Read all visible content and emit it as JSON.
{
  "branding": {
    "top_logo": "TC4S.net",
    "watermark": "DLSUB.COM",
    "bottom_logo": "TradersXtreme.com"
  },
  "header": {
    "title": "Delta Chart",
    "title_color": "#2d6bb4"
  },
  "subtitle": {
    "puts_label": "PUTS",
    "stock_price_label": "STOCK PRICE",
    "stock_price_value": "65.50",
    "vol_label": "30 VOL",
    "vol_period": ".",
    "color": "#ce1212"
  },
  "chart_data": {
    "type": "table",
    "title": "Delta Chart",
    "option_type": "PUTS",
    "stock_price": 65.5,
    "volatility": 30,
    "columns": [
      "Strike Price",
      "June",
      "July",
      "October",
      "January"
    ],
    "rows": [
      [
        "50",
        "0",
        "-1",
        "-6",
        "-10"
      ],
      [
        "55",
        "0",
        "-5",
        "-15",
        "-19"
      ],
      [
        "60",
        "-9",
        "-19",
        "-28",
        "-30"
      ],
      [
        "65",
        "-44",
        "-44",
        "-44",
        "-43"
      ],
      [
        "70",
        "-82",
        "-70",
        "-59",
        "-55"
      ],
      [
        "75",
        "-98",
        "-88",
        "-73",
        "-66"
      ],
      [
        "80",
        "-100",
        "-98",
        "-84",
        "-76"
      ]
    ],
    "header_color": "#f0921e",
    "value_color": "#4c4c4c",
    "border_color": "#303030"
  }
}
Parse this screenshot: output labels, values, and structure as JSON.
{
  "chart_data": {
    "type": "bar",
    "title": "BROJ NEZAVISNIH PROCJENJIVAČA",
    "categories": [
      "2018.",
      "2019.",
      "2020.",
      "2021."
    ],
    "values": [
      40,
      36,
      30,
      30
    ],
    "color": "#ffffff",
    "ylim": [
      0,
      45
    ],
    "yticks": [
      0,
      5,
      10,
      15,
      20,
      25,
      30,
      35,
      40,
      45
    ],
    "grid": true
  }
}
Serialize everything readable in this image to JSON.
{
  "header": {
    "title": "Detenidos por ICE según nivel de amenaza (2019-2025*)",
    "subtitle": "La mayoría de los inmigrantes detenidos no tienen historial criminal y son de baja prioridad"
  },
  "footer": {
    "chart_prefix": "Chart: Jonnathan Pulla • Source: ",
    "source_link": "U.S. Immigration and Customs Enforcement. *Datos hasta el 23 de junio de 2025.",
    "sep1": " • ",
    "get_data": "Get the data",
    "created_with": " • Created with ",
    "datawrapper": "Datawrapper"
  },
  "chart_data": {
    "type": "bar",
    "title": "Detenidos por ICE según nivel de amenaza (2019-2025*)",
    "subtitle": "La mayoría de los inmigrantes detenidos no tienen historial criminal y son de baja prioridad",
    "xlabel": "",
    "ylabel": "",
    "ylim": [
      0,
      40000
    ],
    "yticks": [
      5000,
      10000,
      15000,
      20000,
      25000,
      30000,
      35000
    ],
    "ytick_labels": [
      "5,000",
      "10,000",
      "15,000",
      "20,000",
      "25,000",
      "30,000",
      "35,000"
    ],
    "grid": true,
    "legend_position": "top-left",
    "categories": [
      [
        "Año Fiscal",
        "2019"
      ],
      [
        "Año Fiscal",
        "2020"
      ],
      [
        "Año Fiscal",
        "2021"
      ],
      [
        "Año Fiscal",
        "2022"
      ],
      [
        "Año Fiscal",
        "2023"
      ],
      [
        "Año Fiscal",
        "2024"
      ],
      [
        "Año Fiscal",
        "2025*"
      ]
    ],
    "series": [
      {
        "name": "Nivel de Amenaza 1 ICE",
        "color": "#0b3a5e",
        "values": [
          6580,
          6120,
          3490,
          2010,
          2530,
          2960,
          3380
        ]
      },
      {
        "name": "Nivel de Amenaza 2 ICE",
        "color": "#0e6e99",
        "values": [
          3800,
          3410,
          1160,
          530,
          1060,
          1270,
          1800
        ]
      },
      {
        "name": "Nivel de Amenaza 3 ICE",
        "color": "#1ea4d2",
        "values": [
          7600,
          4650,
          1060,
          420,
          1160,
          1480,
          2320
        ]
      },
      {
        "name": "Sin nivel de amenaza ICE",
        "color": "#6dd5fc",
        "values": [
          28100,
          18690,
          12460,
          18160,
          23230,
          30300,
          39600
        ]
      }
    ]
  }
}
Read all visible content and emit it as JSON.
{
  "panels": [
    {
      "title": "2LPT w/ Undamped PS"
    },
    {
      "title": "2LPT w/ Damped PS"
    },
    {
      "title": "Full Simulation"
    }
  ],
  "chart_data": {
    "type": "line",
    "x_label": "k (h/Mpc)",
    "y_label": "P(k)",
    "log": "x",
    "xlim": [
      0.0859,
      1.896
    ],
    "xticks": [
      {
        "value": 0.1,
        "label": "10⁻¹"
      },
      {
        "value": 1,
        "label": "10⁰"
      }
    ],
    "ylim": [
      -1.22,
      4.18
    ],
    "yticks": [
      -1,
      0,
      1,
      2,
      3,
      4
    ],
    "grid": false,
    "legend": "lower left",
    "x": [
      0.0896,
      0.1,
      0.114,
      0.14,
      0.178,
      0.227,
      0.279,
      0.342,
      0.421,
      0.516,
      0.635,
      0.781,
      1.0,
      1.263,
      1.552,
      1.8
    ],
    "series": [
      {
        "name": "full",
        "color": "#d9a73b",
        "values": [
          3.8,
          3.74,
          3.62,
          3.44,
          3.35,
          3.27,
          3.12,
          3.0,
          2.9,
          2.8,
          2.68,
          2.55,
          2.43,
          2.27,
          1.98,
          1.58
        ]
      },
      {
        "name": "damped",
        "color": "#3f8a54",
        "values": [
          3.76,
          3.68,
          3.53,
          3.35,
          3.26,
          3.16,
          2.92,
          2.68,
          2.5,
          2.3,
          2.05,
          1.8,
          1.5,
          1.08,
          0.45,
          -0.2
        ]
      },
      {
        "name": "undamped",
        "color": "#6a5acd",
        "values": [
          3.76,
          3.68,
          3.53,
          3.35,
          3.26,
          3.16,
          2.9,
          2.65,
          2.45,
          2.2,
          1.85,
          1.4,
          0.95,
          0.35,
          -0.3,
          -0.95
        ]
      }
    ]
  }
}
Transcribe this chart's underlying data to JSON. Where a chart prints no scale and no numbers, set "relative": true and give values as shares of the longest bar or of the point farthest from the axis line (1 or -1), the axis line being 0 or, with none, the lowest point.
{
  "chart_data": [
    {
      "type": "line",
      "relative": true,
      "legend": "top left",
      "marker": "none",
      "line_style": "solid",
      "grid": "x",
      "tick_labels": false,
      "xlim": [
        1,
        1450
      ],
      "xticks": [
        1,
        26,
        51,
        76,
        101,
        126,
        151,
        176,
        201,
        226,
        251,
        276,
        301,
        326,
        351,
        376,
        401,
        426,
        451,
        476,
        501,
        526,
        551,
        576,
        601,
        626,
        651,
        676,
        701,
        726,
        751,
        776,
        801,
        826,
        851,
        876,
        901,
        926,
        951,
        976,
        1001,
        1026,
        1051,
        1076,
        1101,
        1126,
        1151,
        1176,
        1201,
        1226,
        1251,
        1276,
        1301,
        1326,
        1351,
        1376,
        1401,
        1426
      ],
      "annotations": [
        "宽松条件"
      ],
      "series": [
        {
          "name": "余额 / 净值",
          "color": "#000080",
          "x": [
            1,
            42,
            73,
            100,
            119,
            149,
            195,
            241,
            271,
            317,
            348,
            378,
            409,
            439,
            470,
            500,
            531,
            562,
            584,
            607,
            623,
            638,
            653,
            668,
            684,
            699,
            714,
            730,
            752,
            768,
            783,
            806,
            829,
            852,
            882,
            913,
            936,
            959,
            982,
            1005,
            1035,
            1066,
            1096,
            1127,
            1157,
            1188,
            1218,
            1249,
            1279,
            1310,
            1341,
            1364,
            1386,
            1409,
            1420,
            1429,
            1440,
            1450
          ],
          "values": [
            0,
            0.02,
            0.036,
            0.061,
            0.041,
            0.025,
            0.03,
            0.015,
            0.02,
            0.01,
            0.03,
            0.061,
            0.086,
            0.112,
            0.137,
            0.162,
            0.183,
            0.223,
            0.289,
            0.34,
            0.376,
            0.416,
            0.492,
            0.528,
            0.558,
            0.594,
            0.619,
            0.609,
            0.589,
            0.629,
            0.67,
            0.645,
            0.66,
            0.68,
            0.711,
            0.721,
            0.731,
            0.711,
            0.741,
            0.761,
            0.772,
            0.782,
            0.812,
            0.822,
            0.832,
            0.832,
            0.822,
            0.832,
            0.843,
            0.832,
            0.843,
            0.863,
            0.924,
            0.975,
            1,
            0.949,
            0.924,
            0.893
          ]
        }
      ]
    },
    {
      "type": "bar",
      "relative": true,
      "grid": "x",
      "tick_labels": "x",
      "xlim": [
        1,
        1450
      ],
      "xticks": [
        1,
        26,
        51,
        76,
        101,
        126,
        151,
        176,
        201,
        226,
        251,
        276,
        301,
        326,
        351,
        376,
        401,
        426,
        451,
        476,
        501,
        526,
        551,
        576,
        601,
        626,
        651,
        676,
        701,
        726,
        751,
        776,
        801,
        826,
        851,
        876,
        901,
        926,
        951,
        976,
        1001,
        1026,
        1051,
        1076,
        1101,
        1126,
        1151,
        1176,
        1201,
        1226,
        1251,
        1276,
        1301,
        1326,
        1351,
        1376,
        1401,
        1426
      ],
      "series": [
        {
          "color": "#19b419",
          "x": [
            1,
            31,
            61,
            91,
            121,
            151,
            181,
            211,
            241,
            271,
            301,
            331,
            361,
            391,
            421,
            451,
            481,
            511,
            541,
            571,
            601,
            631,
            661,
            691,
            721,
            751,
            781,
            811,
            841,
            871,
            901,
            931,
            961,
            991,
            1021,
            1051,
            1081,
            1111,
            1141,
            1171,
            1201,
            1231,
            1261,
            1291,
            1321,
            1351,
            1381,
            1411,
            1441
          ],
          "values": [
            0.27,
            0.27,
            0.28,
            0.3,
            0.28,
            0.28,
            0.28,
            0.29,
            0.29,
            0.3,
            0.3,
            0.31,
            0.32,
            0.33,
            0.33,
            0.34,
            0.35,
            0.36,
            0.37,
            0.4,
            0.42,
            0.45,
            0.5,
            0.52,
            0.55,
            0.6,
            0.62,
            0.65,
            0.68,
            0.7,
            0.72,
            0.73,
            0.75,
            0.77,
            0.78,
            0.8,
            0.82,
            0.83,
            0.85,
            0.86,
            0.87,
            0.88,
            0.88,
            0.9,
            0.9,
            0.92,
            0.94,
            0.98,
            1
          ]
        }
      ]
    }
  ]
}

#### [THE TASK]
Tally the lines of the records holding the word "with", then give only the resulting number.

#### [FINISHED TASK]
2